◆ Exercise prompt ◆
Reproduce the material line for line, starting with its first line and going on through the line with "more-options-button[interactable] bbox=[128, 30, 164, 50]", with both of those lines included.

◆ Rows ◆
* * *

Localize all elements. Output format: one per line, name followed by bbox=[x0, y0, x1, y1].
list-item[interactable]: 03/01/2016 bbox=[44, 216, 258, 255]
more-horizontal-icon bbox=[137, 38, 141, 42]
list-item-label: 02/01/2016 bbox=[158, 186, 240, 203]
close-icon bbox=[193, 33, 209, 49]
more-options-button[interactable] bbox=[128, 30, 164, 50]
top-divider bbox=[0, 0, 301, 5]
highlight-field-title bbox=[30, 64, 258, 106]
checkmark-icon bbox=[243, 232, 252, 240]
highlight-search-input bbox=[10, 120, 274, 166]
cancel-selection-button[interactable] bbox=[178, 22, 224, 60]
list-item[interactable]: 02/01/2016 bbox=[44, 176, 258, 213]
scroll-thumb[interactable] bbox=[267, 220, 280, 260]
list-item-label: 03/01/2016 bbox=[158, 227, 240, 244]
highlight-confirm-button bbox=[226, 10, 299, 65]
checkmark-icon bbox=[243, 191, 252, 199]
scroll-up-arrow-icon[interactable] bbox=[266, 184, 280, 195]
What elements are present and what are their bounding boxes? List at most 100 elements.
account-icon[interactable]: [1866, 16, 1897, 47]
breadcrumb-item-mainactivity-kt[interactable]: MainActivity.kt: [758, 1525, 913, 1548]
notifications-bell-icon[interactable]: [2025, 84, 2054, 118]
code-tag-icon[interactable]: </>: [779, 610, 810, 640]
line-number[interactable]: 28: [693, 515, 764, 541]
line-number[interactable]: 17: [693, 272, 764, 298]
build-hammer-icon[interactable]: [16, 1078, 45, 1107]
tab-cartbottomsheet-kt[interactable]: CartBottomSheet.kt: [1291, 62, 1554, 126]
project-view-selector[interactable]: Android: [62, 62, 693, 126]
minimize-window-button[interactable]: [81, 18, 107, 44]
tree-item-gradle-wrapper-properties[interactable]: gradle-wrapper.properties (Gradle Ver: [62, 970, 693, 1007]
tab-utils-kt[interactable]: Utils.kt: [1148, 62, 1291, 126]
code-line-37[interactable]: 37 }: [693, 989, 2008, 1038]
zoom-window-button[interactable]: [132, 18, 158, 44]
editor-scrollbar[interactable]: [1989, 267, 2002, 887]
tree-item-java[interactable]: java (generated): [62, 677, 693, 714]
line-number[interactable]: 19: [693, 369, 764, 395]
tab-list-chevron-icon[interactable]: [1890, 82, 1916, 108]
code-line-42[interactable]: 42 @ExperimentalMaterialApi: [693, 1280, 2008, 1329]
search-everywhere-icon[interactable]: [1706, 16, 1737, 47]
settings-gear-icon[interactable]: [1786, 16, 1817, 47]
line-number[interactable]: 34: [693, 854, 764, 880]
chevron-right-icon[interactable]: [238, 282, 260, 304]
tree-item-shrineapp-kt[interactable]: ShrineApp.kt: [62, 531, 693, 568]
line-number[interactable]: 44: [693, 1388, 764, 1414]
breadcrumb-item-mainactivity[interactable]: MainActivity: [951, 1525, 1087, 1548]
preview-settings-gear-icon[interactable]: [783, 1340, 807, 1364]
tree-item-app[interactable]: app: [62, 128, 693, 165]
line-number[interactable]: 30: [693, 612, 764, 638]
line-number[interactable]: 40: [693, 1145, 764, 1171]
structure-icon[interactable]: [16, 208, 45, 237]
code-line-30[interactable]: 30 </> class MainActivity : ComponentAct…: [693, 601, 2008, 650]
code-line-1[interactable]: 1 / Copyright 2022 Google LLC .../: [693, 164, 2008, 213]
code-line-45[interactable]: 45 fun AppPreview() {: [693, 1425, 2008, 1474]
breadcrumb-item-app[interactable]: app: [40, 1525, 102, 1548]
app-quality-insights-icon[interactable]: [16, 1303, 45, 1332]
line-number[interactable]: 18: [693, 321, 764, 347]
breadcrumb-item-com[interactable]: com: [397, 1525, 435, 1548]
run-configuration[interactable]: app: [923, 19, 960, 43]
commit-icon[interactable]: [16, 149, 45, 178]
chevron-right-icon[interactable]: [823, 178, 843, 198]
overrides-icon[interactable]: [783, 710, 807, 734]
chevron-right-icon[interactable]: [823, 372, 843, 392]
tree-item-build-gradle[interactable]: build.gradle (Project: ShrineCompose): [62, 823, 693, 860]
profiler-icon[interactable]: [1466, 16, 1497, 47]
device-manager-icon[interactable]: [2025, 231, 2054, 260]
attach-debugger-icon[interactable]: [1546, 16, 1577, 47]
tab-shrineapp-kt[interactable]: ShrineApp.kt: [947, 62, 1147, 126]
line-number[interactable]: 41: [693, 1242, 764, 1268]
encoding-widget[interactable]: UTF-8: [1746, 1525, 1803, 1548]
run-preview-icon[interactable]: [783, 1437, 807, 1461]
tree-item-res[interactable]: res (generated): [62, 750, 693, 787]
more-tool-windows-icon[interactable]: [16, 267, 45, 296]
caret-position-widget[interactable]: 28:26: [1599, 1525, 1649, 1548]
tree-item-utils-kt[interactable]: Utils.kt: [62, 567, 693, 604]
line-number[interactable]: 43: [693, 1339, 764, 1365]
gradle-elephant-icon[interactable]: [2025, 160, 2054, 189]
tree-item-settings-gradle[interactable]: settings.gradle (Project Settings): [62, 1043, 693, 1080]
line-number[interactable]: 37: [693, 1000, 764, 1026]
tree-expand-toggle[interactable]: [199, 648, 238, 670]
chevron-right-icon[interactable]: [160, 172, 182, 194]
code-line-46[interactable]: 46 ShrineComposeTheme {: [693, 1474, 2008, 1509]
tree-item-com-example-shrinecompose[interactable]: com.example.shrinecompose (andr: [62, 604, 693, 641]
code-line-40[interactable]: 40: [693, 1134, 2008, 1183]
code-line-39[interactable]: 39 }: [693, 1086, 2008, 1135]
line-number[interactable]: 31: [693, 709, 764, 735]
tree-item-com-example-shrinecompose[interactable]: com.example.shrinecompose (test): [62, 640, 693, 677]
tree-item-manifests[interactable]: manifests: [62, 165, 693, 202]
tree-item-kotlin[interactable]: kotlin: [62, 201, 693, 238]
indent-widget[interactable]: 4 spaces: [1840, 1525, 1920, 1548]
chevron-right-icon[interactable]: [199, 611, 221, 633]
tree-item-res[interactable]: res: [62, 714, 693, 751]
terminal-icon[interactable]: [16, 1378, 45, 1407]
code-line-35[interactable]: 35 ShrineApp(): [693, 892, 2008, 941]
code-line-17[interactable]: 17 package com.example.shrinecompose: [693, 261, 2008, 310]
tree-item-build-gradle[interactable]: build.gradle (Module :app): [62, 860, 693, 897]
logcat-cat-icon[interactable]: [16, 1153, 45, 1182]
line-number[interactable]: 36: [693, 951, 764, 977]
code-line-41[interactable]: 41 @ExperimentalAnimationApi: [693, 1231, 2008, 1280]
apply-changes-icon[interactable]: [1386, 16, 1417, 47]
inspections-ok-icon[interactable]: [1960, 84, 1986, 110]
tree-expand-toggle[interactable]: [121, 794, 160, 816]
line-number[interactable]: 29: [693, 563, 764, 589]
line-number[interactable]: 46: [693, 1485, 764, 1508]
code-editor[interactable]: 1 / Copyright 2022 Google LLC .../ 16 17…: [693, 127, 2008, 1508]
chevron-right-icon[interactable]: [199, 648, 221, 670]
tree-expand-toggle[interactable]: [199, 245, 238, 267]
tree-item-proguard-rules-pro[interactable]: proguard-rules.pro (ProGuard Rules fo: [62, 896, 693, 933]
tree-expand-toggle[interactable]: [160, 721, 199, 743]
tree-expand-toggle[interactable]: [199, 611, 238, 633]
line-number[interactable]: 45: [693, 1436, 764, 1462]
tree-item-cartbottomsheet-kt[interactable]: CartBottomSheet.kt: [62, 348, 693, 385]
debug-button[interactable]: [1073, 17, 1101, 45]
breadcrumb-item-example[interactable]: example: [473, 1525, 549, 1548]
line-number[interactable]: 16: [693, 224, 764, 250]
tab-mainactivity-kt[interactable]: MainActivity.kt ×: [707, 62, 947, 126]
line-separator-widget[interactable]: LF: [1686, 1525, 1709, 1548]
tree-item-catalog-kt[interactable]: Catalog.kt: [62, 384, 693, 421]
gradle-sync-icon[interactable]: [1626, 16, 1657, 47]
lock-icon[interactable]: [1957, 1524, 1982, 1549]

* * *

◆ Completed exercise ◆
Localize all elements. Output format: one per line, name followed by bbox=[x0, y0, x1, y1].
list-item[interactable]: 03/01/2016 bbox=[44, 216, 258, 255]
more-horizontal-icon bbox=[137, 38, 141, 42]
list-item-label: 02/01/2016 bbox=[158, 186, 240, 203]
close-icon bbox=[193, 33, 209, 49]
more-options-button[interactable] bbox=[128, 30, 164, 50]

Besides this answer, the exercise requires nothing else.